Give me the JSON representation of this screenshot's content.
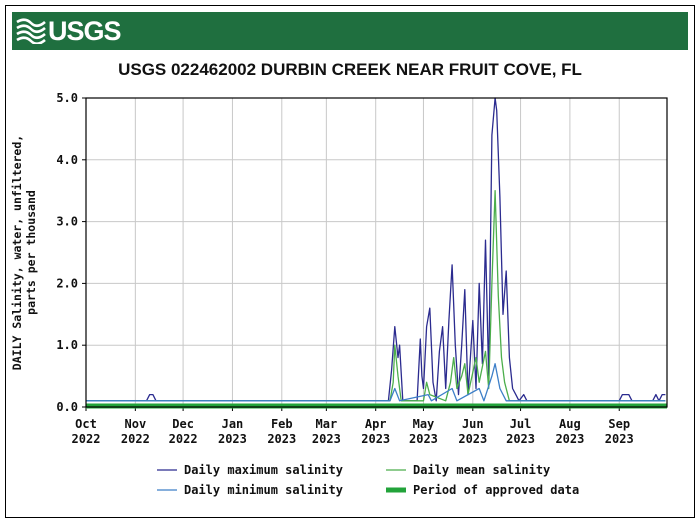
{
  "header": {
    "logo_text": "USGS",
    "title": "USGS 022462002 DURBIN CREEK NEAR FRUIT COVE, FL"
  },
  "colors": {
    "banner": "#1f6f3f",
    "max_line": "#2b2b8f",
    "min_line": "#3d7fc8",
    "mean_line": "#4cae4c",
    "approved_bar": "#22a33a",
    "grid": "#c8c8c8"
  },
  "chart_data": {
    "type": "line",
    "title": "USGS 022462002 DURBIN CREEK NEAR FRUIT COVE, FL",
    "ylabel": "DAILY Salinity, water, unfiltered, parts per thousand",
    "ylabel_lines": [
      "DAILY Salinity, water, unfiltered,",
      "parts per thousand"
    ],
    "xlabel": "",
    "ylim": [
      0,
      5.0
    ],
    "yticks": [
      "0.0",
      "1.0",
      "2.0",
      "3.0",
      "4.0",
      "5.0"
    ],
    "xticks": [
      {
        "month": "Oct",
        "year": "2022"
      },
      {
        "month": "Nov",
        "year": "2022"
      },
      {
        "month": "Dec",
        "year": "2022"
      },
      {
        "month": "Jan",
        "year": "2023"
      },
      {
        "month": "Feb",
        "year": "2023"
      },
      {
        "month": "Mar",
        "year": "2023"
      },
      {
        "month": "Apr",
        "year": "2023"
      },
      {
        "month": "May",
        "year": "2023"
      },
      {
        "month": "Jun",
        "year": "2023"
      },
      {
        "month": "Jul",
        "year": "2023"
      },
      {
        "month": "Aug",
        "year": "2023"
      },
      {
        "month": "Sep",
        "year": "2023"
      }
    ],
    "grid": true,
    "legend_placement": "bottom",
    "series": [
      {
        "name": "Daily maximum salinity",
        "points": [
          [
            "2022-10-01",
            0.1
          ],
          [
            "2022-11-08",
            0.1
          ],
          [
            "2022-11-10",
            0.2
          ],
          [
            "2022-11-12",
            0.2
          ],
          [
            "2022-11-14",
            0.1
          ],
          [
            "2023-04-09",
            0.1
          ],
          [
            "2023-04-11",
            0.6
          ],
          [
            "2023-04-13",
            1.3
          ],
          [
            "2023-04-15",
            0.8
          ],
          [
            "2023-04-16",
            1.0
          ],
          [
            "2023-04-18",
            0.1
          ],
          [
            "2023-04-27",
            0.1
          ],
          [
            "2023-04-29",
            1.1
          ],
          [
            "2023-04-30",
            0.5
          ],
          [
            "2023-05-01",
            0.3
          ],
          [
            "2023-05-03",
            1.3
          ],
          [
            "2023-05-05",
            1.6
          ],
          [
            "2023-05-07",
            0.4
          ],
          [
            "2023-05-09",
            0.1
          ],
          [
            "2023-05-11",
            0.9
          ],
          [
            "2023-05-13",
            1.3
          ],
          [
            "2023-05-15",
            0.3
          ],
          [
            "2023-05-17",
            1.4
          ],
          [
            "2023-05-19",
            2.3
          ],
          [
            "2023-05-21",
            1.0
          ],
          [
            "2023-05-23",
            0.2
          ],
          [
            "2023-05-25",
            1.0
          ],
          [
            "2023-05-27",
            1.9
          ],
          [
            "2023-05-29",
            0.2
          ],
          [
            "2023-06-01",
            1.4
          ],
          [
            "2023-06-03",
            0.3
          ],
          [
            "2023-06-05",
            2.0
          ],
          [
            "2023-06-07",
            0.7
          ],
          [
            "2023-06-09",
            2.7
          ],
          [
            "2023-06-11",
            0.5
          ],
          [
            "2023-06-13",
            4.4
          ],
          [
            "2023-06-15",
            5.0
          ],
          [
            "2023-06-16",
            4.8
          ],
          [
            "2023-06-18",
            3.4
          ],
          [
            "2023-06-20",
            1.5
          ],
          [
            "2023-06-22",
            2.2
          ],
          [
            "2023-06-24",
            0.8
          ],
          [
            "2023-06-26",
            0.3
          ],
          [
            "2023-06-28",
            0.2
          ],
          [
            "2023-06-30",
            0.1
          ],
          [
            "2023-07-03",
            0.2
          ],
          [
            "2023-07-05",
            0.1
          ],
          [
            "2023-09-01",
            0.1
          ],
          [
            "2023-09-03",
            0.2
          ],
          [
            "2023-09-05",
            0.2
          ],
          [
            "2023-09-07",
            0.2
          ],
          [
            "2023-09-09",
            0.1
          ],
          [
            "2023-09-22",
            0.1
          ],
          [
            "2023-09-24",
            0.2
          ],
          [
            "2023-09-26",
            0.1
          ],
          [
            "2023-09-28",
            0.2
          ],
          [
            "2023-09-30",
            0.2
          ]
        ]
      },
      {
        "name": "Daily minimum salinity",
        "points": [
          [
            "2022-10-01",
            0.1
          ],
          [
            "2023-04-10",
            0.1
          ],
          [
            "2023-04-13",
            0.3
          ],
          [
            "2023-04-16",
            0.1
          ],
          [
            "2023-05-04",
            0.2
          ],
          [
            "2023-05-06",
            0.1
          ],
          [
            "2023-05-19",
            0.3
          ],
          [
            "2023-05-22",
            0.1
          ],
          [
            "2023-06-05",
            0.3
          ],
          [
            "2023-06-08",
            0.1
          ],
          [
            "2023-06-13",
            0.5
          ],
          [
            "2023-06-15",
            0.7
          ],
          [
            "2023-06-18",
            0.3
          ],
          [
            "2023-06-22",
            0.1
          ],
          [
            "2023-09-30",
            0.1
          ]
        ]
      },
      {
        "name": "Daily mean salinity",
        "points": [
          [
            "2022-10-01",
            0.1
          ],
          [
            "2023-04-10",
            0.1
          ],
          [
            "2023-04-12",
            0.4
          ],
          [
            "2023-04-13",
            1.0
          ],
          [
            "2023-04-15",
            0.5
          ],
          [
            "2023-04-17",
            0.1
          ],
          [
            "2023-05-01",
            0.1
          ],
          [
            "2023-05-03",
            0.4
          ],
          [
            "2023-05-05",
            0.2
          ],
          [
            "2023-05-15",
            0.1
          ],
          [
            "2023-05-18",
            0.4
          ],
          [
            "2023-05-20",
            0.8
          ],
          [
            "2023-05-22",
            0.3
          ],
          [
            "2023-05-25",
            0.5
          ],
          [
            "2023-05-27",
            0.7
          ],
          [
            "2023-05-29",
            0.2
          ],
          [
            "2023-06-03",
            0.8
          ],
          [
            "2023-06-05",
            0.4
          ],
          [
            "2023-06-09",
            0.9
          ],
          [
            "2023-06-11",
            0.3
          ],
          [
            "2023-06-13",
            2.0
          ],
          [
            "2023-06-15",
            3.5
          ],
          [
            "2023-06-17",
            1.8
          ],
          [
            "2023-06-19",
            0.8
          ],
          [
            "2023-06-21",
            0.4
          ],
          [
            "2023-06-24",
            0.1
          ],
          [
            "2023-09-30",
            0.1
          ]
        ]
      },
      {
        "name": "Period of approved data",
        "range": [
          "2022-10-01",
          "2023-09-30"
        ],
        "value": 0.0
      }
    ]
  }
}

§ BRIEF:
Output all the records, word for word, with no pictures in the copy.

§ FULL ANSWER:
Give me the JSON representation of this screenshot's content.
{
  "header": {
    "logo_text": "USGS",
    "title": "USGS 022462002 DURBIN CREEK NEAR FRUIT COVE, FL"
  },
  "colors": {
    "banner": "#1f6f3f",
    "max_line": "#2b2b8f",
    "min_line": "#3d7fc8",
    "mean_line": "#4cae4c",
    "approved_bar": "#22a33a",
    "grid": "#c8c8c8"
  },
  "chart_data": {
    "type": "line",
    "title": "USGS 022462002 DURBIN CREEK NEAR FRUIT COVE, FL",
    "ylabel": "DAILY Salinity, water, unfiltered, parts per thousand",
    "ylabel_lines": [
      "DAILY Salinity, water, unfiltered,",
      "parts per thousand"
    ],
    "xlabel": "",
    "ylim": [
      0,
      5.0
    ],
    "yticks": [
      "0.0",
      "1.0",
      "2.0",
      "3.0",
      "4.0",
      "5.0"
    ],
    "xticks": [
      {
        "month": "Oct",
        "year": "2022"
      },
      {
        "month": "Nov",
        "year": "2022"
      },
      {
        "month": "Dec",
        "year": "2022"
      },
      {
        "month": "Jan",
        "year": "2023"
      },
      {
        "month": "Feb",
        "year": "2023"
      },
      {
        "month": "Mar",
        "year": "2023"
      },
      {
        "month": "Apr",
        "year": "2023"
      },
      {
        "month": "May",
        "year": "2023"
      },
      {
        "month": "Jun",
        "year": "2023"
      },
      {
        "month": "Jul",
        "year": "2023"
      },
      {
        "month": "Aug",
        "year": "2023"
      },
      {
        "month": "Sep",
        "year": "2023"
      }
    ],
    "grid": true,
    "legend_placement": "bottom",
    "series": [
      {
        "name": "Daily maximum salinity",
        "points": [
          [
            "2022-10-01",
            0.1
          ],
          [
            "2022-11-08",
            0.1
          ],
          [
            "2022-11-10",
            0.2
          ],
          [
            "2022-11-12",
            0.2
          ],
          [
            "2022-11-14",
            0.1
          ],
          [
            "2023-04-09",
            0.1
          ],
          [
            "2023-04-11",
            0.6
          ],
          [
            "2023-04-13",
            1.3
          ],
          [
            "2023-04-15",
            0.8
          ],
          [
            "2023-04-16",
            1.0
          ],
          [
            "2023-04-18",
            0.1
          ],
          [
            "2023-04-27",
            0.1
          ],
          [
            "2023-04-29",
            1.1
          ],
          [
            "2023-04-30",
            0.5
          ],
          [
            "2023-05-01",
            0.3
          ],
          [
            "2023-05-03",
            1.3
          ],
          [
            "2023-05-05",
            1.6
          ],
          [
            "2023-05-07",
            0.4
          ],
          [
            "2023-05-09",
            0.1
          ],
          [
            "2023-05-11",
            0.9
          ],
          [
            "2023-05-13",
            1.3
          ],
          [
            "2023-05-15",
            0.3
          ],
          [
            "2023-05-17",
            1.4
          ],
          [
            "2023-05-19",
            2.3
          ],
          [
            "2023-05-21",
            1.0
          ],
          [
            "2023-05-23",
            0.2
          ],
          [
            "2023-05-25",
            1.0
          ],
          [
            "2023-05-27",
            1.9
          ],
          [
            "2023-05-29",
            0.2
          ],
          [
            "2023-06-01",
            1.4
          ],
          [
            "2023-06-03",
            0.3
          ],
          [
            "2023-06-05",
            2.0
          ],
          [
            "2023-06-07",
            0.7
          ],
          [
            "2023-06-09",
            2.7
          ],
          [
            "2023-06-11",
            0.5
          ],
          [
            "2023-06-13",
            4.4
          ],
          [
            "2023-06-15",
            5.0
          ],
          [
            "2023-06-16",
            4.8
          ],
          [
            "2023-06-18",
            3.4
          ],
          [
            "2023-06-20",
            1.5
          ],
          [
            "2023-06-22",
            2.2
          ],
          [
            "2023-06-24",
            0.8
          ],
          [
            "2023-06-26",
            0.3
          ],
          [
            "2023-06-28",
            0.2
          ],
          [
            "2023-06-30",
            0.1
          ],
          [
            "2023-07-03",
            0.2
          ],
          [
            "2023-07-05",
            0.1
          ],
          [
            "2023-09-01",
            0.1
          ],
          [
            "2023-09-03",
            0.2
          ],
          [
            "2023-09-05",
            0.2
          ],
          [
            "2023-09-07",
            0.2
          ],
          [
            "2023-09-09",
            0.1
          ],
          [
            "2023-09-22",
            0.1
          ],
          [
            "2023-09-24",
            0.2
          ],
          [
            "2023-09-26",
            0.1
          ],
          [
            "2023-09-28",
            0.2
          ],
          [
            "2023-09-30",
            0.2
          ]
        ]
      },
      {
        "name": "Daily minimum salinity",
        "points": [
          [
            "2022-10-01",
            0.1
          ],
          [
            "2023-04-10",
            0.1
          ],
          [
            "2023-04-13",
            0.3
          ],
          [
            "2023-04-16",
            0.1
          ],
          [
            "2023-05-04",
            0.2
          ],
          [
            "2023-05-06",
            0.1
          ],
          [
            "2023-05-19",
            0.3
          ],
          [
            "2023-05-22",
            0.1
          ],
          [
            "2023-06-05",
            0.3
          ],
          [
            "2023-06-08",
            0.1
          ],
          [
            "2023-06-13",
            0.5
          ],
          [
            "2023-06-15",
            0.7
          ],
          [
            "2023-06-18",
            0.3
          ],
          [
            "2023-06-22",
            0.1
          ],
          [
            "2023-09-30",
            0.1
          ]
        ]
      },
      {
        "name": "Daily mean salinity",
        "points": [
          [
            "2022-10-01",
            0.1
          ],
          [
            "2023-04-10",
            0.1
          ],
          [
            "2023-04-12",
            0.4
          ],
          [
            "2023-04-13",
            1.0
          ],
          [
            "2023-04-15",
            0.5
          ],
          [
            "2023-04-17",
            0.1
          ],
          [
            "2023-05-01",
            0.1
          ],
          [
            "2023-05-03",
            0.4
          ],
          [
            "2023-05-05",
            0.2
          ],
          [
            "2023-05-15",
            0.1
          ],
          [
            "2023-05-18",
            0.4
          ],
          [
            "2023-05-20",
            0.8
          ],
          [
            "2023-05-22",
            0.3
          ],
          [
            "2023-05-25",
            0.5
          ],
          [
            "2023-05-27",
            0.7
          ],
          [
            "2023-05-29",
            0.2
          ],
          [
            "2023-06-03",
            0.8
          ],
          [
            "2023-06-05",
            0.4
          ],
          [
            "2023-06-09",
            0.9
          ],
          [
            "2023-06-11",
            0.3
          ],
          [
            "2023-06-13",
            2.0
          ],
          [
            "2023-06-15",
            3.5
          ],
          [
            "2023-06-17",
            1.8
          ],
          [
            "2023-06-19",
            0.8
          ],
          [
            "2023-06-21",
            0.4
          ],
          [
            "2023-06-24",
            0.1
          ],
          [
            "2023-09-30",
            0.1
          ]
        ]
      },
      {
        "name": "Period of approved data",
        "range": [
          "2022-10-01",
          "2023-09-30"
        ],
        "value": 0.0
      }
    ]
  }
}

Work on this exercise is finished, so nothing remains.